◆ WHAT IS NEEDED
Within the records that follow, find every line containing the string "document". Copy those lines.

◆ RAW RECORDS
..........

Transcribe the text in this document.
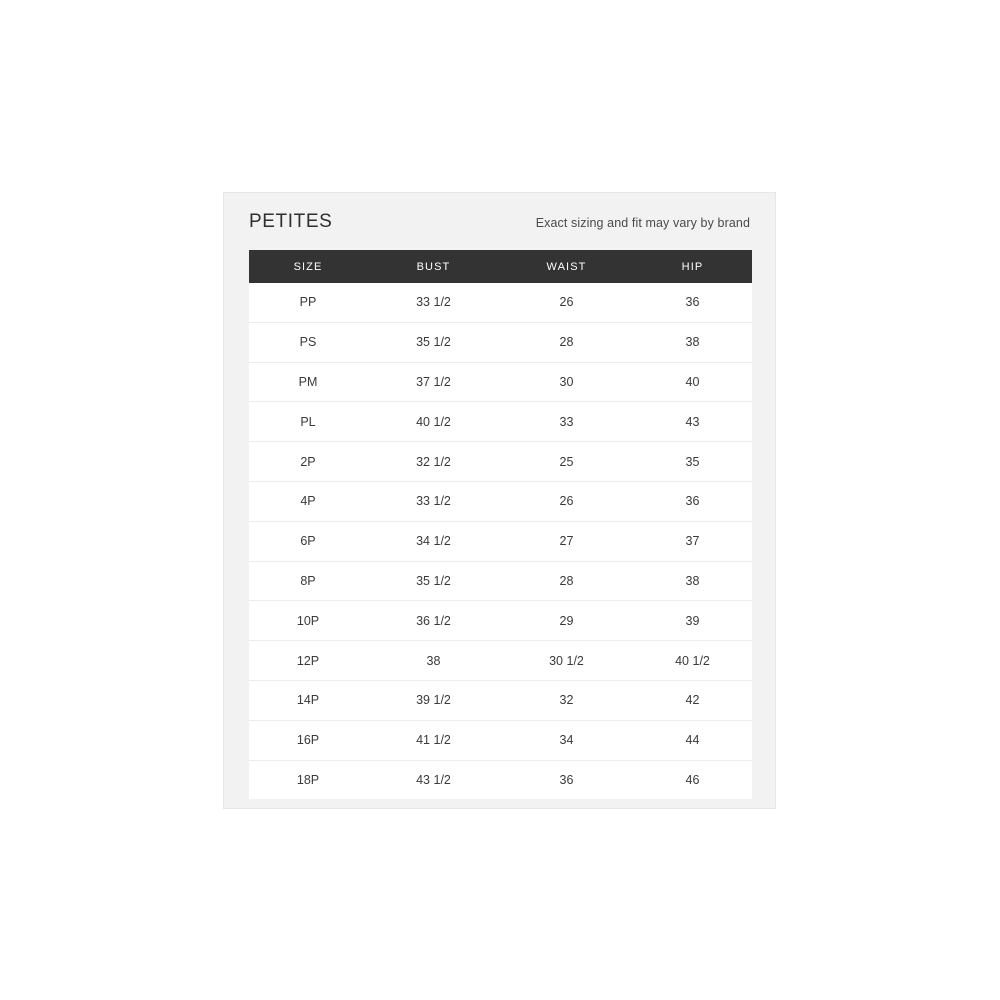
PETITES	Exact sizing and fit may vary by brand
SIZE	BUST	WAIST	HIP
PP	33 1/2	26	36
PS	35 1/2	28	38
PM	37 1/2	30	40
PL	40 1/2	33	43
2P	32 1/2	25	35
4P	33 1/2	26	36
6P	34 1/2	27	37
8P	35 1/2	28	38
10P	36 1/2	29	39
12P	38	30 1/2	40 1/2
14P	39 1/2	32	42
16P	41 1/2	34	44
18P	43 1/2	36	46
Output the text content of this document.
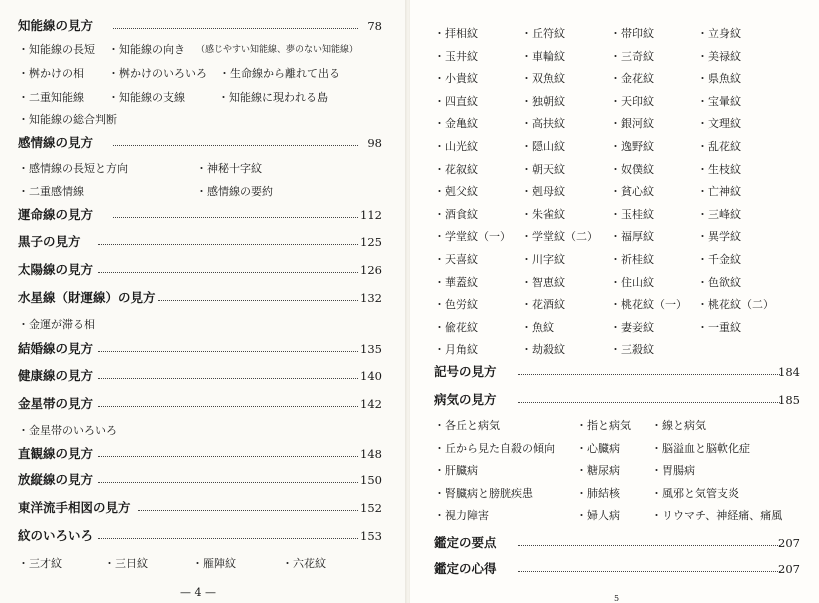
知能線の見方	78
・知能線の長短 ・知能線の向き （感じやすい知能線、夢のない知能線）
・桝かけの相 ・桝かけのいろいろ ・生命線から離れて出る
・二重知能線 ・知能線の支線	・知能線に現われる島
・知能線の総合判断
感情線の見方	98
・感情線の長短と方向	・神秘十字紋
・二重感情線	・感情線の要約
運命線の見方	112
黒子の見方	125
太陽線の見方	126
水星線（財運線）の見方	132
・金運が滞る相
結婚線の見方	135
健康線の見方	140
金星帯の見方	142
・金星帯のいろいろ
直観線の見方	148
放縦線の見方	150
東洋流手相図の見方	152
紋のいろいろ	153
・三才紋	・三日紋	・雁陣紋	・六花紋
— 4 —
・拝相紋	・丘符紋	・帯印紋	・立身紋
・玉井紋	・車輪紋	・三奇紋	・美禄紋
・小貴紋	・双魚紋	・金花紋	・県魚紋
・四直紋	・独朝紋	・天印紋	・宝暈紋
・金亀紋	・高扶紋	・銀河紋	・文理紋
・山光紋	・隠山紋	・逸野紋	・乱花紋
・花叙紋	・朝天紋	・奴僕紋	・生枝紋
・剋父紋	・剋母紋	・貧心紋	・亡神紋
・酒食紋	・朱雀紋	・玉桂紋	・三峰紋
・学堂紋（一） ・学堂紋（二） ・福厚紋	・異学紋
・天喜紋	・川字紋	・祈桂紋	・千金紋
・華蓋紋	・智恵紋	・住山紋	・色欲紋
・色労紋	・花酒紋	・桃花紋（一） ・桃花紋（二）
・偸花紋	・魚紋	・妻妾紋	・一重紋
・月角紋	・劫殺紋	・三殺紋
記号の見方	184
病気の見方	185
・各丘と病気	・指と病気 ・線と病気
・丘から見た自殺の傾向 ・心臓病	・脳溢血と脳軟化症
・肝臓病	・糖尿病	・胃腸病
・腎臓病と膀胱疾患	・肺結核	・風邪と気管支炎
・視力障害	・婦人病	・リウマチ、神経痛、痛風
鑑定の要点	207
鑑定の心得	207
5
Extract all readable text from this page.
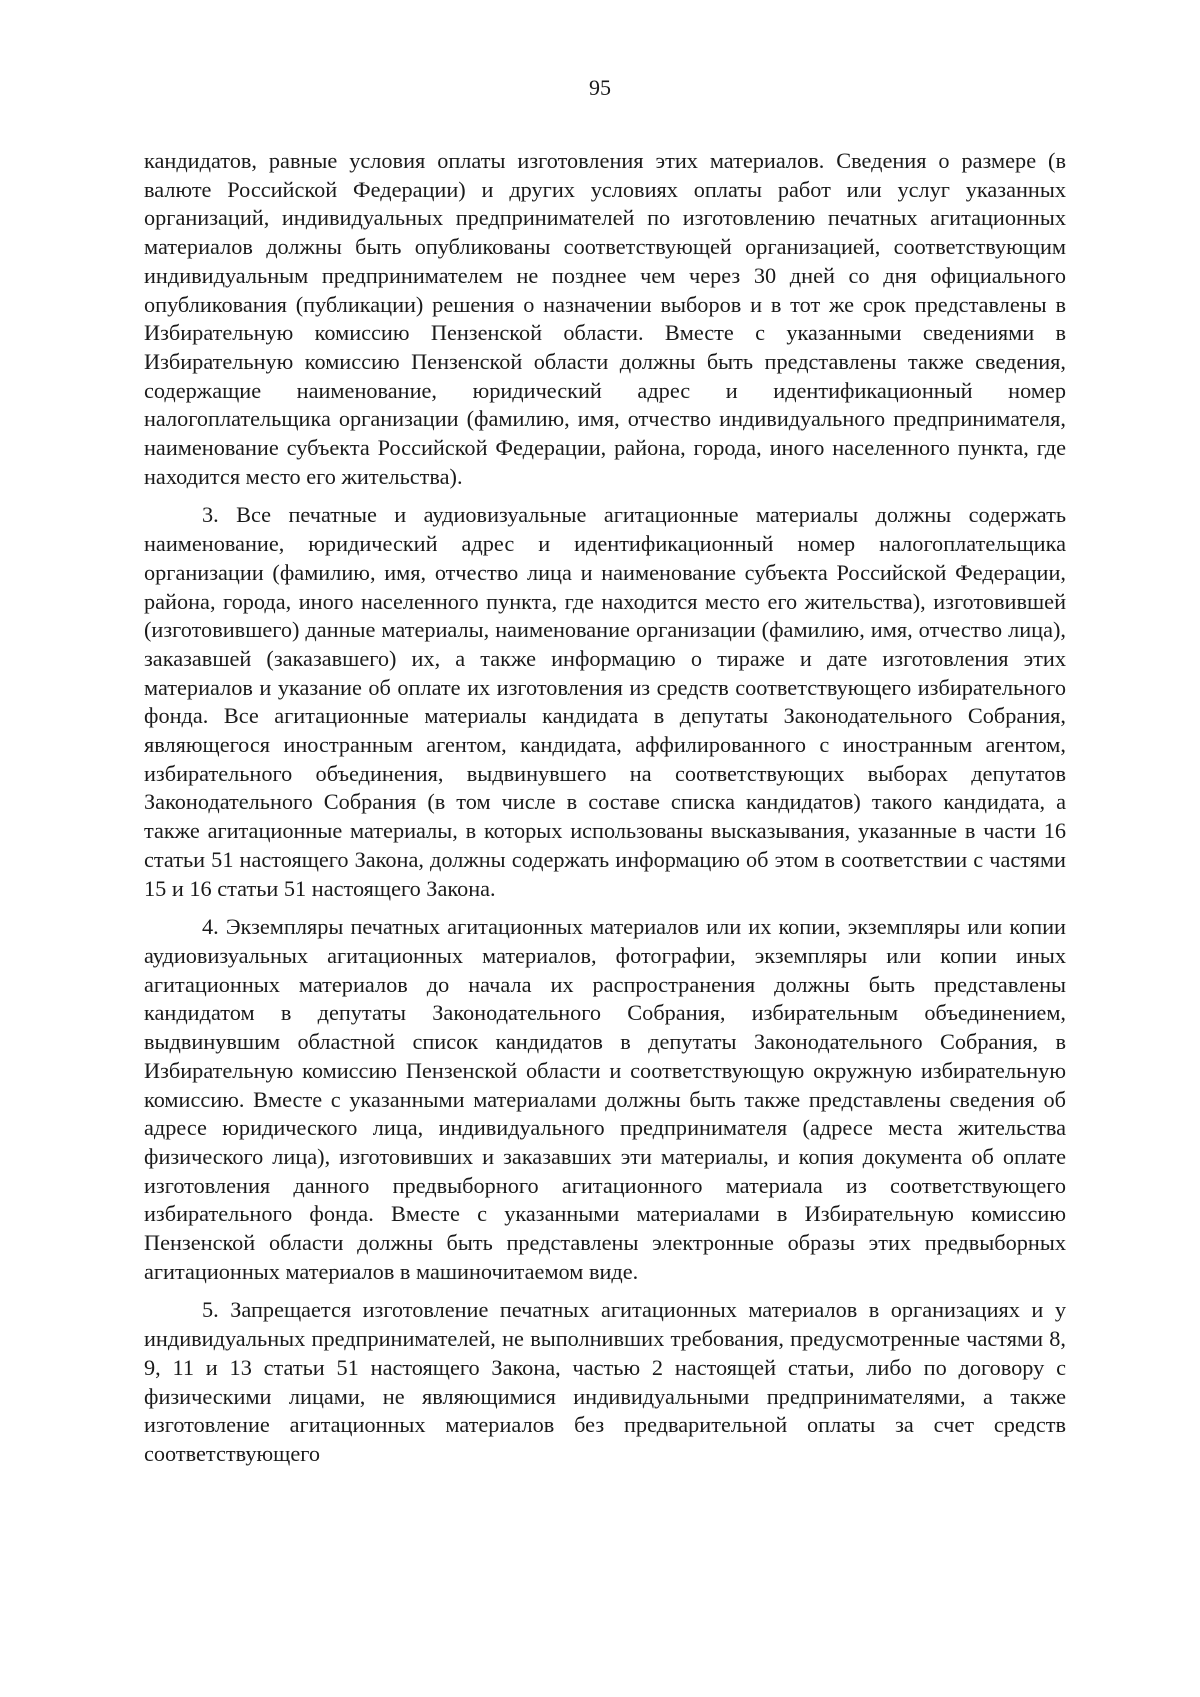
95

кандидатов, равные условия оплаты изготовления этих материалов. Сведения о размере (в валюте Российской Федерации) и других условиях оплаты работ или услуг указанных организаций, индивидуальных предпринимателей по изготовлению печатных агитационных материалов должны быть опубликованы соответствующей организацией, соответствующим индивидуальным предпринимателем не позднее чем через 30 дней со дня официального опубликования (публикации) решения о назначении выборов и в тот же срок представлены в Избирательную комиссию Пензенской области. Вместе с указанными сведениями в Избирательную комиссию Пензенской области должны быть представлены также сведения, содержащие наименование, юридический адрес и идентификационный номер налогоплательщика организации (фамилию, имя, отчество индивидуального предпринимателя, наименование субъекта Российской Федерации, района, города, иного населенного пункта, где находится место его жительства).

3. Все печатные и аудиовизуальные агитационные материалы должны содержать наименование, юридический адрес и идентификационный номер налогоплательщика организации (фамилию, имя, отчество лица и наименование субъекта Российской Федерации, района, города, иного населенного пункта, где находится место его жительства), изготовившей (изготовившего) данные материалы, наименование организации (фамилию, имя, отчество лица), заказавшей (заказавшего) их, а также информацию о тираже и дате изготовления этих материалов и указание об оплате их изготовления из средств соответствующего избирательного фонда. Все агитационные материалы кандидата в депутаты Законодательного Собрания, являющегося иностранным агентом, кандидата, аффилированного с иностранным агентом, избирательного объединения, выдвинувшего на соответствующих выборах депутатов Законодательного Собрания (в том числе в составе списка кандидатов) такого кандидата, а также агитационные материалы, в которых использованы высказывания, указанные в части 16 статьи 51 настоящего Закона, должны содержать информацию об этом в соответствии с частями 15 и 16 статьи 51 настоящего Закона.

4. Экземпляры печатных агитационных материалов или их копии, экземпляры или копии аудиовизуальных агитационных материалов, фотографии, экземпляры или копии иных агитационных материалов до начала их распространения должны быть представлены кандидатом в депутаты Законодательного Собрания, избирательным объединением, выдвинувшим областной список кандидатов в депутаты Законодательного Собрания, в Избирательную комиссию Пензенской области и соответствующую окружную избирательную комиссию. Вместе с указанными материалами должны быть также представлены сведения об адресе юридического лица, индивидуального предпринимателя (адресе места жительства физического лица), изготовивших и заказавших эти материалы, и копия документа об оплате изготовления данного предвыборного агитационного материала из соответствующего избирательного фонда. Вместе с указанными материалами в Избирательную комиссию Пензенской области должны быть представлены электронные образы этих предвыборных агитационных материалов в машиночитаемом виде.

5. Запрещается изготовление печатных агитационных материалов в организациях и у индивидуальных предпринимателей, не выполнивших требования, предусмотренные частями 8, 9, 11 и 13 статьи 51 настоящего Закона, частью 2 настоящей статьи, либо по договору с физическими лицами, не являющимися индивидуальными предпринимателями, а также изготовление агитационных материалов без предварительной оплаты за счет средств соответствующего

..........

◆ THE SOLUTION
Transcribe the text in this document.
Output the text content of this document.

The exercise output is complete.